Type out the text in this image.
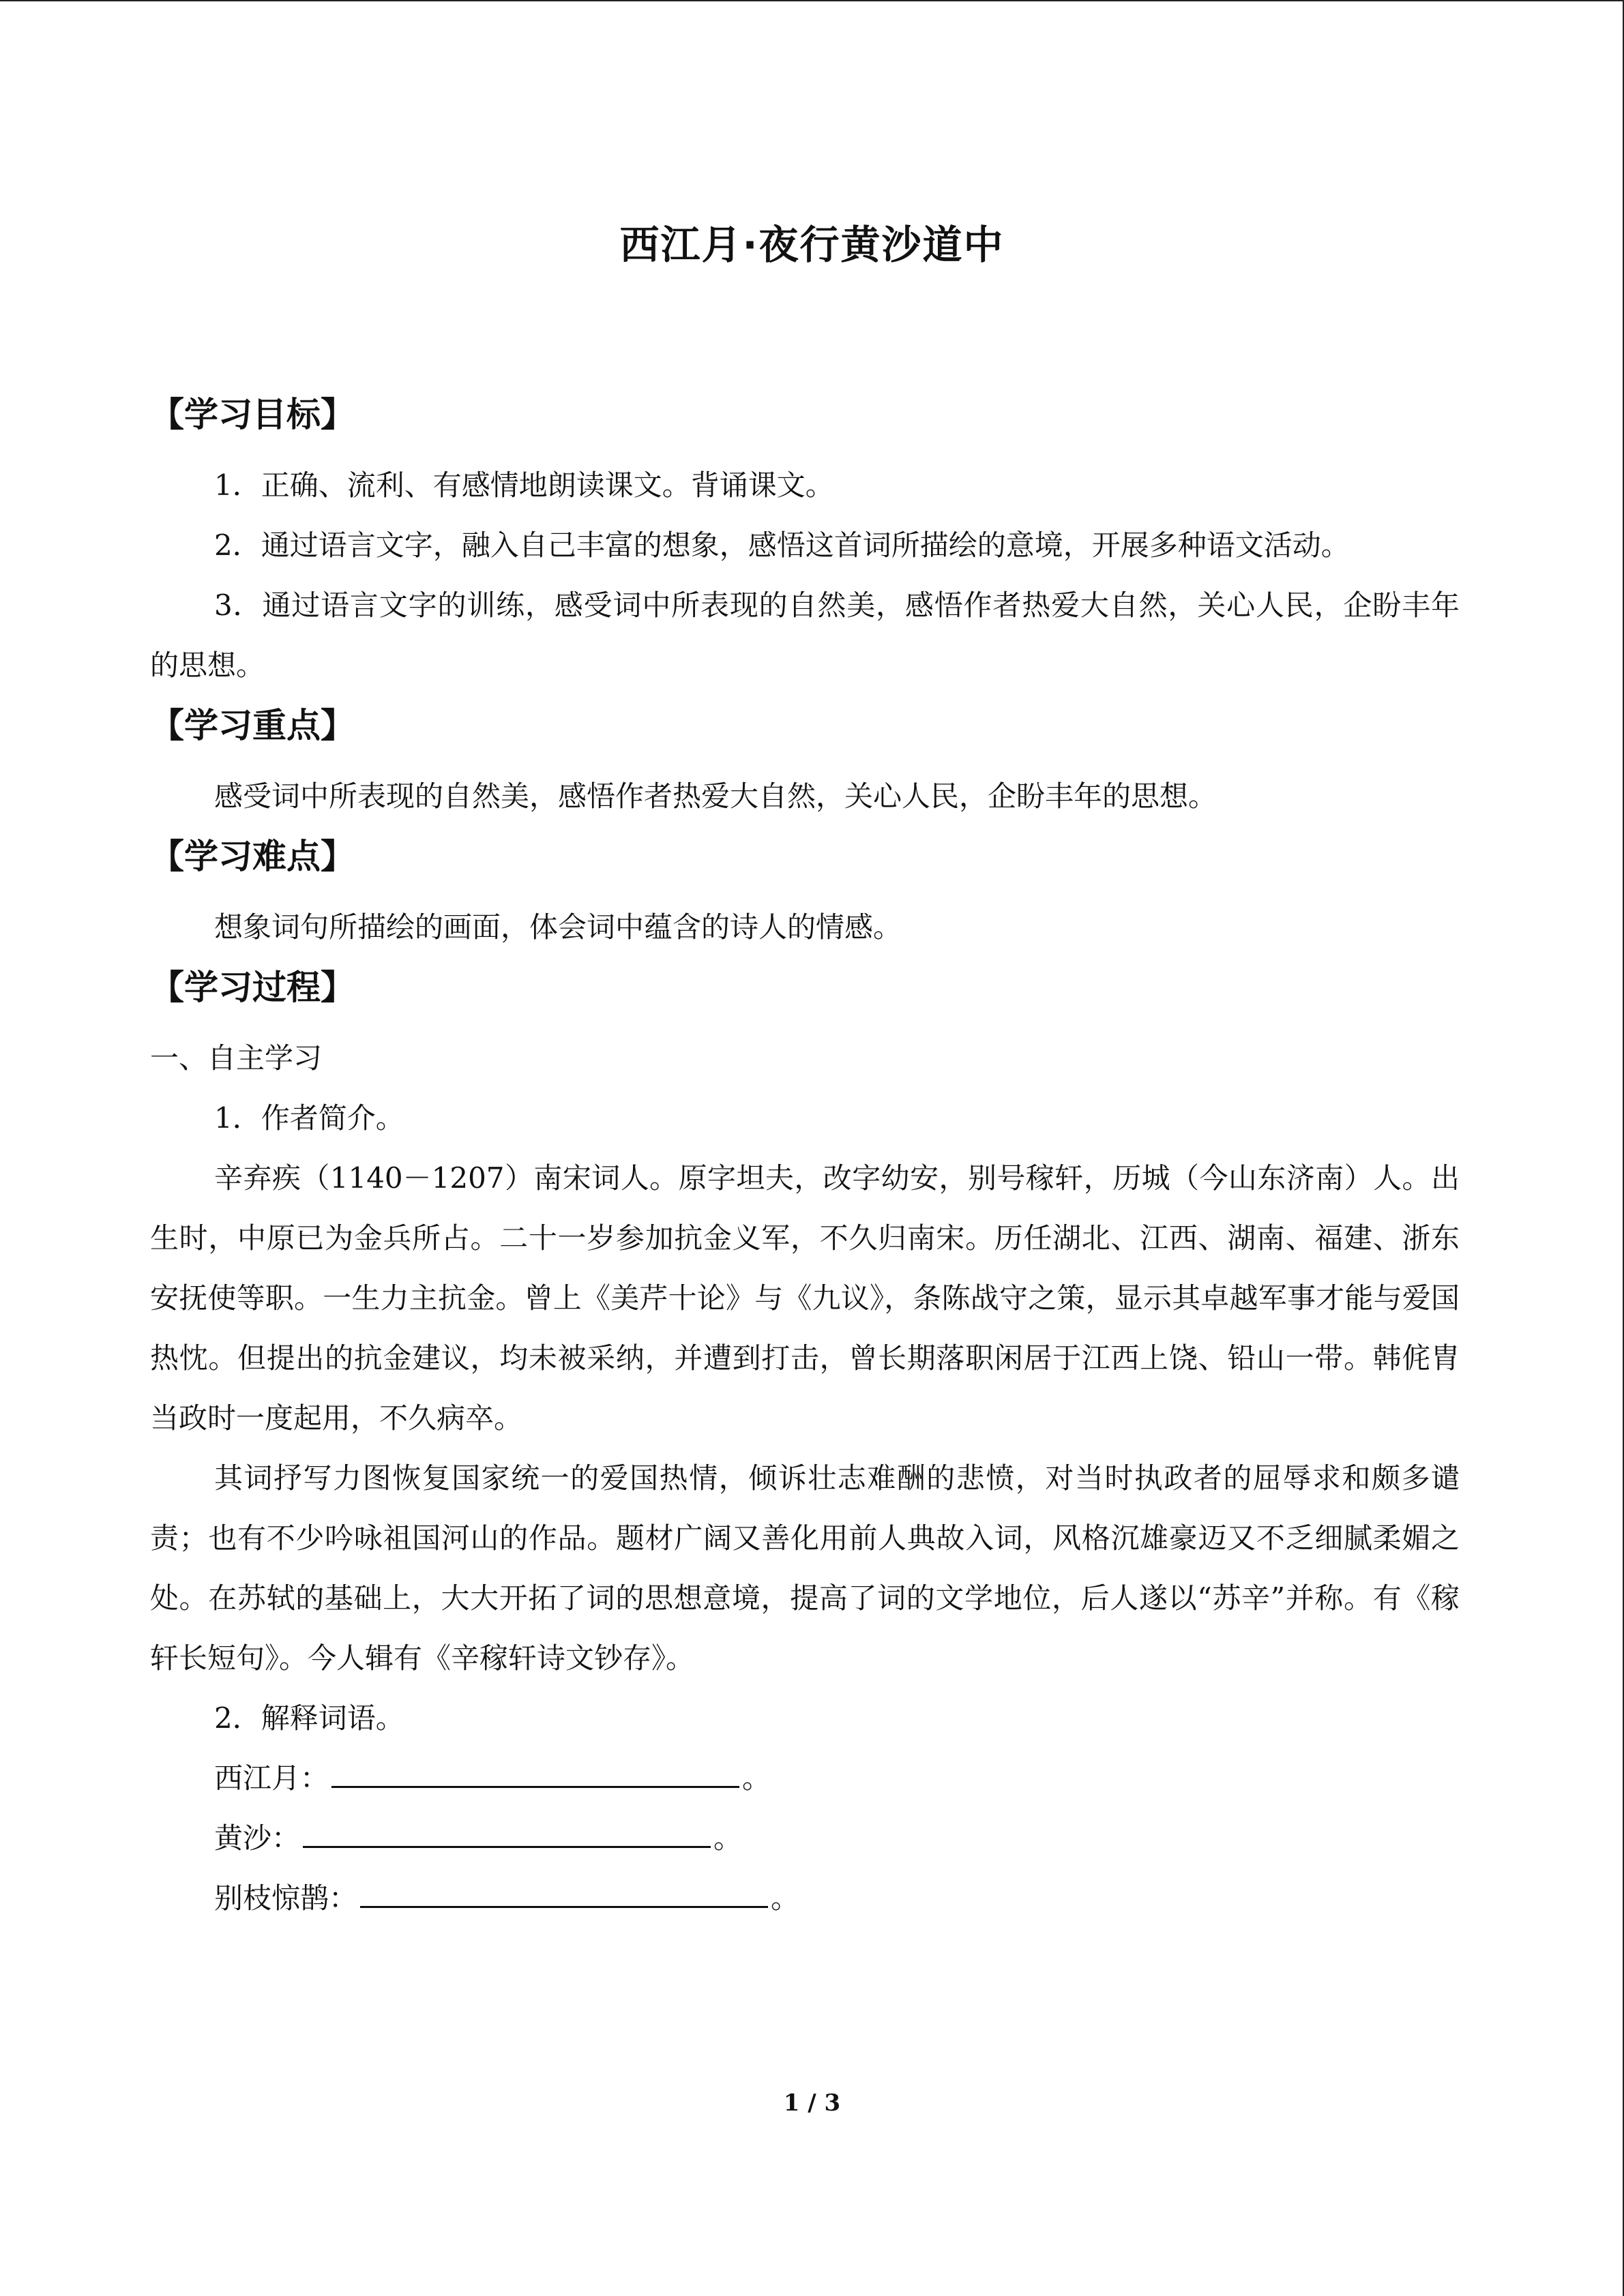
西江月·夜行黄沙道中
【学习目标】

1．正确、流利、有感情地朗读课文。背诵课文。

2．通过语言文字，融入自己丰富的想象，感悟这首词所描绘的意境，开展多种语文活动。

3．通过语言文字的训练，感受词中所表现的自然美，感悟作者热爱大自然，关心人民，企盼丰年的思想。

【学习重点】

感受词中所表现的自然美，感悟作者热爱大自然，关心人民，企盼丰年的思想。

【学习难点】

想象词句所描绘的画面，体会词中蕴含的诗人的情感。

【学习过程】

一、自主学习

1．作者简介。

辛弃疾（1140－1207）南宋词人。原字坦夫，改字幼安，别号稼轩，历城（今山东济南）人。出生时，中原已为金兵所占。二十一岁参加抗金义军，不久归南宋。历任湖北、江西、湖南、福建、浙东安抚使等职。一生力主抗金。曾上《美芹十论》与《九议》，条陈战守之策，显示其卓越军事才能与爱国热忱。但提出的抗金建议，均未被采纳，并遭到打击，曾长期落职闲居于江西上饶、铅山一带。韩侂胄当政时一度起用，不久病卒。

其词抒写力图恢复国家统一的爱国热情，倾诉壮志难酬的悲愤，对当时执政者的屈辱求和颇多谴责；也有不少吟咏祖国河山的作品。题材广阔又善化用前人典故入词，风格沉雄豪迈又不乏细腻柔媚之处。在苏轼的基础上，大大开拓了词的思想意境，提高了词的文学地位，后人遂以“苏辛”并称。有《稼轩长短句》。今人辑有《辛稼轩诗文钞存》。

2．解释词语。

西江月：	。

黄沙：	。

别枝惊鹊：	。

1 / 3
____
EXERCISE OBJECTIVE » Collect from the data above every line that includes "企盼丰年的思想".

OUTPUT OF THE TASK »
3．通过语言文字的训练，感受词中所表现的自然美，感悟作者热爱大自然，关心人民，企盼丰年的思想。
感受词中所表现的自然美，感悟作者热爱大自然，关心人民，企盼丰年的思想。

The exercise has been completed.